RECORDS PROVIDED:
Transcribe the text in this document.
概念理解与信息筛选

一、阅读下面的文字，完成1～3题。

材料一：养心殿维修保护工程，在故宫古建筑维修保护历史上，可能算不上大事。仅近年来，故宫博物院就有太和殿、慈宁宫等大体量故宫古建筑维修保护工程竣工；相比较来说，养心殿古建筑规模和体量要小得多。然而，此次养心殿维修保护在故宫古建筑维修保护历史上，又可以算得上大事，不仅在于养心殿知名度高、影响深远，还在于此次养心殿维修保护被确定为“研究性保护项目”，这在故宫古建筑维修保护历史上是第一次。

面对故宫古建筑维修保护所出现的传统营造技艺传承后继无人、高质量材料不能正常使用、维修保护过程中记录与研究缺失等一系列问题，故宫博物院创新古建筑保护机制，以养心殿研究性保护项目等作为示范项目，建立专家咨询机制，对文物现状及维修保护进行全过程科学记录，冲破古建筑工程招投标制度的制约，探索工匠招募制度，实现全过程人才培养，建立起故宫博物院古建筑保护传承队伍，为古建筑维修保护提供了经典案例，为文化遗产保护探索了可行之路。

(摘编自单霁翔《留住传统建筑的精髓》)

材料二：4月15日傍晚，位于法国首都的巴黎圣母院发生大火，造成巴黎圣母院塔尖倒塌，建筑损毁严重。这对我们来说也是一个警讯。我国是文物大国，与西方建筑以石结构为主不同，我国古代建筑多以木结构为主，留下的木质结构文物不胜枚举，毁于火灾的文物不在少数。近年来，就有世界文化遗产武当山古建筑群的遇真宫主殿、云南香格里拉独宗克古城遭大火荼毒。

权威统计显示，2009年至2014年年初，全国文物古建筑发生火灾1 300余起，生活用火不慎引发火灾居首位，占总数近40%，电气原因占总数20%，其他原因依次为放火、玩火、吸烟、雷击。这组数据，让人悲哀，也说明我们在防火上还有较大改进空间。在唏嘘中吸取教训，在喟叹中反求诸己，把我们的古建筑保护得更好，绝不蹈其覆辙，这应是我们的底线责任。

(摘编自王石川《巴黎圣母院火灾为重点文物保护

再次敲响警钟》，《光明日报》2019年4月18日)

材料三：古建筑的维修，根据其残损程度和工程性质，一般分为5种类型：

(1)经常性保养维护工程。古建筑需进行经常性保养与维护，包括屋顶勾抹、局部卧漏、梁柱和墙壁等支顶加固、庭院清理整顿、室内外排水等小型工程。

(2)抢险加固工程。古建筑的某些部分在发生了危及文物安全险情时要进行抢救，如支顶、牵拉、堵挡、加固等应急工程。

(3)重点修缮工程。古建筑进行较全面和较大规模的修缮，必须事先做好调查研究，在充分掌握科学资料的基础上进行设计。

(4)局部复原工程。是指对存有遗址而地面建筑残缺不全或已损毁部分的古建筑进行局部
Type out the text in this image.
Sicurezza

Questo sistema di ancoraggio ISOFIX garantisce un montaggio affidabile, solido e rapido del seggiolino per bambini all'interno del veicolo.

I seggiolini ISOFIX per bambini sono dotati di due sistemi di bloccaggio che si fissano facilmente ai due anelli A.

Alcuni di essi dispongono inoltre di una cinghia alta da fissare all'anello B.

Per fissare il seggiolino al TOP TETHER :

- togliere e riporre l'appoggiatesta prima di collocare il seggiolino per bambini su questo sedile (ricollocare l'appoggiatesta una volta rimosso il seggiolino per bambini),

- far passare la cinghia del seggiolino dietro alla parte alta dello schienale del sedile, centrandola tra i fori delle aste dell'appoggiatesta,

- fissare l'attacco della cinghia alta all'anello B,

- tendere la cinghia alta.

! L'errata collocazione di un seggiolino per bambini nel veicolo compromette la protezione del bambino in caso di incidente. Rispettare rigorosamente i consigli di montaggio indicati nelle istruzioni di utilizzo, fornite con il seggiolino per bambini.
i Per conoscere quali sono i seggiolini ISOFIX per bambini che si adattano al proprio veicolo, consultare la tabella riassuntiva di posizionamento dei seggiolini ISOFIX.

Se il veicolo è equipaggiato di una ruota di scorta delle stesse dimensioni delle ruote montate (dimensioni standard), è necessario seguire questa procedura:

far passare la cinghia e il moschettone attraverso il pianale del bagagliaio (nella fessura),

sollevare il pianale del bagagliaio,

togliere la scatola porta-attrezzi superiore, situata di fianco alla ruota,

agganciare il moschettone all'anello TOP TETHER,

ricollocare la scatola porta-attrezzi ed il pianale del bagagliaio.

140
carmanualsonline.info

TASK REQUIREMENTS: Pick out each line in the material containing "attrezzi".

SOLUTION FOR THIS PROBLEM:
togliere la scatola porta-attrezzi superiore, situata di fianco alla ruota,
ricollocare la scatola porta-attrezzi ed il pianale del bagagliaio.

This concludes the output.